Problem description: Sort through the data and copy the lines holding the word "Życie".
** Begin Data lines **
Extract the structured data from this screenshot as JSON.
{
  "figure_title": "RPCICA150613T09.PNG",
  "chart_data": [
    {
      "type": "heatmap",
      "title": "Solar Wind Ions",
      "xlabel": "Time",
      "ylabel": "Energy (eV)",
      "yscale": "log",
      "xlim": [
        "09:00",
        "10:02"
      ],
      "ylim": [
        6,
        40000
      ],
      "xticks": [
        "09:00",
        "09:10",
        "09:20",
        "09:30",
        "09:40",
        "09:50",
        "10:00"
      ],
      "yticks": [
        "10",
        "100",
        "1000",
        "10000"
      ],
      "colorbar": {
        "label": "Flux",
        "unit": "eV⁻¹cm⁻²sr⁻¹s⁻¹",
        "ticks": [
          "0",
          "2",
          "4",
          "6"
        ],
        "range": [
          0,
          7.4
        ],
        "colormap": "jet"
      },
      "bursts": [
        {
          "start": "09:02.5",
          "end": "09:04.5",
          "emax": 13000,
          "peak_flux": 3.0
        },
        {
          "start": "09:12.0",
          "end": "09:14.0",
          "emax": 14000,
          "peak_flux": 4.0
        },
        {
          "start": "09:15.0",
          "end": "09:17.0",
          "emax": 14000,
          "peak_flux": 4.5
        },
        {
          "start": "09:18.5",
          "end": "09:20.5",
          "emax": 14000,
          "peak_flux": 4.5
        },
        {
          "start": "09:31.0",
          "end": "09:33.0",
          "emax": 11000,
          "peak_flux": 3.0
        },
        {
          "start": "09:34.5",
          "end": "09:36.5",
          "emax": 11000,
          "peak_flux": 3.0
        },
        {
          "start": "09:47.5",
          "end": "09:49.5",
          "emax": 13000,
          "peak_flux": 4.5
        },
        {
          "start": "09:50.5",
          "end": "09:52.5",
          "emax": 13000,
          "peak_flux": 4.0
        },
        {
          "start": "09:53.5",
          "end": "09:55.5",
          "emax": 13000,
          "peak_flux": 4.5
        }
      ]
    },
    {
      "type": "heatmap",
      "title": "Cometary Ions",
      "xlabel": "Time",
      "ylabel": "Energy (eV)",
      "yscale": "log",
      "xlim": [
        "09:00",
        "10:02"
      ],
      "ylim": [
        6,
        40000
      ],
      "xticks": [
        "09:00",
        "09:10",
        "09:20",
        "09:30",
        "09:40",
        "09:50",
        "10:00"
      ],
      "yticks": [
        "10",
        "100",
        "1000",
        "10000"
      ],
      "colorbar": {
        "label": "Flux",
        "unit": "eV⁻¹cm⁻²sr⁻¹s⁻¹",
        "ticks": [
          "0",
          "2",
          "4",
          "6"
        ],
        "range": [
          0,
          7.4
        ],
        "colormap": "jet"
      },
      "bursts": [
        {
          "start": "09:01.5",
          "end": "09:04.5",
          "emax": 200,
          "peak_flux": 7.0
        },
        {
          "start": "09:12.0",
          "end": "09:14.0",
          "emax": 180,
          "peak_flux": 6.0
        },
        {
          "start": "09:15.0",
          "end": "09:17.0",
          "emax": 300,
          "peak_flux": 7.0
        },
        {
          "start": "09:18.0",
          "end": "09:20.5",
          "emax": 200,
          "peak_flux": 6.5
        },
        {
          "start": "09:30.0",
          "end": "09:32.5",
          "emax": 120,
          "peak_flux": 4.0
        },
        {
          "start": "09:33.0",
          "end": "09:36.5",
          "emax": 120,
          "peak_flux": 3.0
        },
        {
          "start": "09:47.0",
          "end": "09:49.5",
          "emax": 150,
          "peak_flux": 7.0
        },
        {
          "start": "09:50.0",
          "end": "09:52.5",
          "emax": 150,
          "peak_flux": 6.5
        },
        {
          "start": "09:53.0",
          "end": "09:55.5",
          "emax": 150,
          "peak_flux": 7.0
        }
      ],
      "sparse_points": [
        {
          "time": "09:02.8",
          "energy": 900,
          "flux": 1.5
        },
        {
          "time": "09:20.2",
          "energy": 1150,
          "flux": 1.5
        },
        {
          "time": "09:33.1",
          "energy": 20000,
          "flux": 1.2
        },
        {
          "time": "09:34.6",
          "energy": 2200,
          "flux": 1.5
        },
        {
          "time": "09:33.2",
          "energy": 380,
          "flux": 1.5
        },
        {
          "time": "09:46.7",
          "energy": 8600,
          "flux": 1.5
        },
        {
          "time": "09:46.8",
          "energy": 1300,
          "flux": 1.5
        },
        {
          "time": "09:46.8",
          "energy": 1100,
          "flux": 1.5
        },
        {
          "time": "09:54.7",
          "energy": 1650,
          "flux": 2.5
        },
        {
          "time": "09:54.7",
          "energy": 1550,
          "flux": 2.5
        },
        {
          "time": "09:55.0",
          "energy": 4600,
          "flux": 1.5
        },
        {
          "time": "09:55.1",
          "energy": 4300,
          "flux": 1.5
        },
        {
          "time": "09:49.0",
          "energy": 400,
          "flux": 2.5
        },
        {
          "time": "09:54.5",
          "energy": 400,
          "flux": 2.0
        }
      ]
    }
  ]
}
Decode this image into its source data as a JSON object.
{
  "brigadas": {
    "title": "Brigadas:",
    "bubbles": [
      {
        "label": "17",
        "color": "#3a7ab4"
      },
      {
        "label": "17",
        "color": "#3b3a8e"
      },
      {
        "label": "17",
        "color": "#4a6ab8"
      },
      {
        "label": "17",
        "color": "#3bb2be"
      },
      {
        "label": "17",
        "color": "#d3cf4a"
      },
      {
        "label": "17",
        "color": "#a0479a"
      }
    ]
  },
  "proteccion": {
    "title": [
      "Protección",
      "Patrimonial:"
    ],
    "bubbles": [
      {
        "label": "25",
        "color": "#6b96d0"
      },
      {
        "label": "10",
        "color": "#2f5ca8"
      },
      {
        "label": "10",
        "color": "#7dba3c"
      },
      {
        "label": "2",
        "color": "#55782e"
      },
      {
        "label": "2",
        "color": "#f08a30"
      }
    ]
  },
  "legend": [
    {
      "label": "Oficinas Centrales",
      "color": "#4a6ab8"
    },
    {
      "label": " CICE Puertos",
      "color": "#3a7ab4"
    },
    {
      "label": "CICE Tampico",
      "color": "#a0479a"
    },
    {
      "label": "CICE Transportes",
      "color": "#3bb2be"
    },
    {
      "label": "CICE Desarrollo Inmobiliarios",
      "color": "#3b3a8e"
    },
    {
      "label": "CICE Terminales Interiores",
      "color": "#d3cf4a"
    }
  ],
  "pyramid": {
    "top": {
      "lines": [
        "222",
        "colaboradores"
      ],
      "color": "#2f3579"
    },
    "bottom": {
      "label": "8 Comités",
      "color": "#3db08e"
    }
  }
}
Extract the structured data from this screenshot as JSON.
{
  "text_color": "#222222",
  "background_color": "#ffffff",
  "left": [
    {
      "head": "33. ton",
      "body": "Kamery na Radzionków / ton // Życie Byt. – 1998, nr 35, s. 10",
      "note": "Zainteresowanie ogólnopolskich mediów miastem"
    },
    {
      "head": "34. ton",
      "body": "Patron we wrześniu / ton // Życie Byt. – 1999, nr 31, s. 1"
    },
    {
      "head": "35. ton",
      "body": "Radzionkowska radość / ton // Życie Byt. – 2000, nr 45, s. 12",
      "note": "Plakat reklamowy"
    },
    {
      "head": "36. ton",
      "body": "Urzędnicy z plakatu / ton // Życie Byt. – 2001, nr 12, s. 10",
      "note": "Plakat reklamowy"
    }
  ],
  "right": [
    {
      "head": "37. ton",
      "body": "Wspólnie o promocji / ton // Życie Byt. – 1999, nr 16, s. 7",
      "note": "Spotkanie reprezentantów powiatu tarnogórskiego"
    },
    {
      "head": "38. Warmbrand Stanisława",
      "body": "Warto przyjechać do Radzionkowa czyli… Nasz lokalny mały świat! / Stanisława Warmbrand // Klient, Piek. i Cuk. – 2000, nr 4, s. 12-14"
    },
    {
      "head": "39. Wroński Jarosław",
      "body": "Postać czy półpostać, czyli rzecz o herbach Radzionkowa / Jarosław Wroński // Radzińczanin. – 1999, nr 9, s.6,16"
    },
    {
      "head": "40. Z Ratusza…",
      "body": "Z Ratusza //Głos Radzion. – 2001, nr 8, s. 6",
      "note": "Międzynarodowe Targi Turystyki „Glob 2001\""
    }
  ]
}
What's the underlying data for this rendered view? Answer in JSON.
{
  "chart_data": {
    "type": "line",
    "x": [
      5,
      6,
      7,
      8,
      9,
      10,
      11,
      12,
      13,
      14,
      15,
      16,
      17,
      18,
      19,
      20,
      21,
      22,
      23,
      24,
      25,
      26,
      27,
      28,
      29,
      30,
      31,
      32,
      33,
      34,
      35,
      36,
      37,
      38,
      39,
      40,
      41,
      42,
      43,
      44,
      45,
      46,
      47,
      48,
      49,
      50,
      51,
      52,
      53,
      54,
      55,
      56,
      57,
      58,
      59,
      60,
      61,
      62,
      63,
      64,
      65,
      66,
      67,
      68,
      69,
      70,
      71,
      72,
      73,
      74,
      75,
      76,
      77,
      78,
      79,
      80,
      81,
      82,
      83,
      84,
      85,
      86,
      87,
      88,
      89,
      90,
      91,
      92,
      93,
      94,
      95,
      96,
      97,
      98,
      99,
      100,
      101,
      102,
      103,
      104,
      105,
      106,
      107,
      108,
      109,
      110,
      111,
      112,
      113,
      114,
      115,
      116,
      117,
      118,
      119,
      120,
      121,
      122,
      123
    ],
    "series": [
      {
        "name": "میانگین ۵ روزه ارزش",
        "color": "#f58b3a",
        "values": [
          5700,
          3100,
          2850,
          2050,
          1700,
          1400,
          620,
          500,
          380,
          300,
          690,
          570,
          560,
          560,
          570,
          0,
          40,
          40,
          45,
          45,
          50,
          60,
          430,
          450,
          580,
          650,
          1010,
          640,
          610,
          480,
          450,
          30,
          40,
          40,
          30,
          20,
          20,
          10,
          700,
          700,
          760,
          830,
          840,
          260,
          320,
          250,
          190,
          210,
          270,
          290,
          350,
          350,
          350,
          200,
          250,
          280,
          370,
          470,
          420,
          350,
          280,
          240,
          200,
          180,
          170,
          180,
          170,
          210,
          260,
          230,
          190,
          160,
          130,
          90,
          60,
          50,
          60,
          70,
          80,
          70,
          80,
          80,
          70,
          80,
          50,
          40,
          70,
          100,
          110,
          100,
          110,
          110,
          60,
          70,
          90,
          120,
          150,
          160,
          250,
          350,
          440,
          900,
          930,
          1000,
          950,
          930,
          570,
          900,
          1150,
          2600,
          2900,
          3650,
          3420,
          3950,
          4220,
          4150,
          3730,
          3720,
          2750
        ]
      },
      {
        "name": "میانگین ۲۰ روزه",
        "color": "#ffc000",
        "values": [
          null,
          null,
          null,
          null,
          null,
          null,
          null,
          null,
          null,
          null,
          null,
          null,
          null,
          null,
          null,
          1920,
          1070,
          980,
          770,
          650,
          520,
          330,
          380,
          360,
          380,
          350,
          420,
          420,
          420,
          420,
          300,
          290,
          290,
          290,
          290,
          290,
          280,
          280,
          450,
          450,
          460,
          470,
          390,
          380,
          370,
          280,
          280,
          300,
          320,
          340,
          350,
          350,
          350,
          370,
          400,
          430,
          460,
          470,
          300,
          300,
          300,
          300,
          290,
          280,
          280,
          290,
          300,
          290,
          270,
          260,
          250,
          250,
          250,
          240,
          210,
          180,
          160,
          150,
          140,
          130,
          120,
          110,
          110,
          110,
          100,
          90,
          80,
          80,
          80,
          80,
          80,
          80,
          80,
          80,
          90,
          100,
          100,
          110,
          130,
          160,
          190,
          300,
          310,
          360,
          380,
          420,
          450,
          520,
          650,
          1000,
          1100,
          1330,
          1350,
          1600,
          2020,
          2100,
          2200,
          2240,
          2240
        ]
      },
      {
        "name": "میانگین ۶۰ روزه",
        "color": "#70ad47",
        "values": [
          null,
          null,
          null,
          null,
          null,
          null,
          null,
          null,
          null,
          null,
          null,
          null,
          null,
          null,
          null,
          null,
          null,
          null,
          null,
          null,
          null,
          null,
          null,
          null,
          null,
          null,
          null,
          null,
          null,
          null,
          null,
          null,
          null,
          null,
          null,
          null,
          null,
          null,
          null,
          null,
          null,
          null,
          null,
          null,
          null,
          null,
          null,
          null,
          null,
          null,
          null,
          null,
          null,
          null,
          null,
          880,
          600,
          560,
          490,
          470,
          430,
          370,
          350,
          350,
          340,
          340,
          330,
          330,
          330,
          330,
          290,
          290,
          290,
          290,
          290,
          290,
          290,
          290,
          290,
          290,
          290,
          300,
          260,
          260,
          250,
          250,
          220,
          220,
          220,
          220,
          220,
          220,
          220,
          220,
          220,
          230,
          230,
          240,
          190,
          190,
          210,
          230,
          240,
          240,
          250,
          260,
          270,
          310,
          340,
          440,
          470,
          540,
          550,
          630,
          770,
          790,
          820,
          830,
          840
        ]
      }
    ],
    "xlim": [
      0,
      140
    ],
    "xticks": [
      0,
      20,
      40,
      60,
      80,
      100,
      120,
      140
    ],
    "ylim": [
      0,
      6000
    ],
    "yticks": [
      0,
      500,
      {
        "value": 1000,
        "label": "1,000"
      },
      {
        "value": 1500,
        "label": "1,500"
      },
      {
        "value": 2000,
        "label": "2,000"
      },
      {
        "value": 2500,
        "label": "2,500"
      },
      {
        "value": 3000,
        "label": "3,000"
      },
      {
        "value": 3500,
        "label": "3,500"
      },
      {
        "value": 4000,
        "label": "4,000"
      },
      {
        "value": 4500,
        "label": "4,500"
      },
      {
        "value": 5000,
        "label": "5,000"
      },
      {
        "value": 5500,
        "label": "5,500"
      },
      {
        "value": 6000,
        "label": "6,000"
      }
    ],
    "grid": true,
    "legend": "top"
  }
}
** End Data lines **
In response:
      "body": "Kamery na Radzionków / ton // Życie Byt. – 1998, nr 35, s. 10",
      "body": "Patron we wrześniu / ton // Życie Byt. – 1999, nr 31, s. 1"
      "body": "Radzionkowska radość / ton // Życie Byt. – 2000, nr 45, s. 12",
      "body": "Urzędnicy z plakatu / ton // Życie Byt. – 2001, nr 12, s. 10",
      "body": "Wspólnie o promocji / ton // Życie Byt. – 1999, nr 16, s. 7",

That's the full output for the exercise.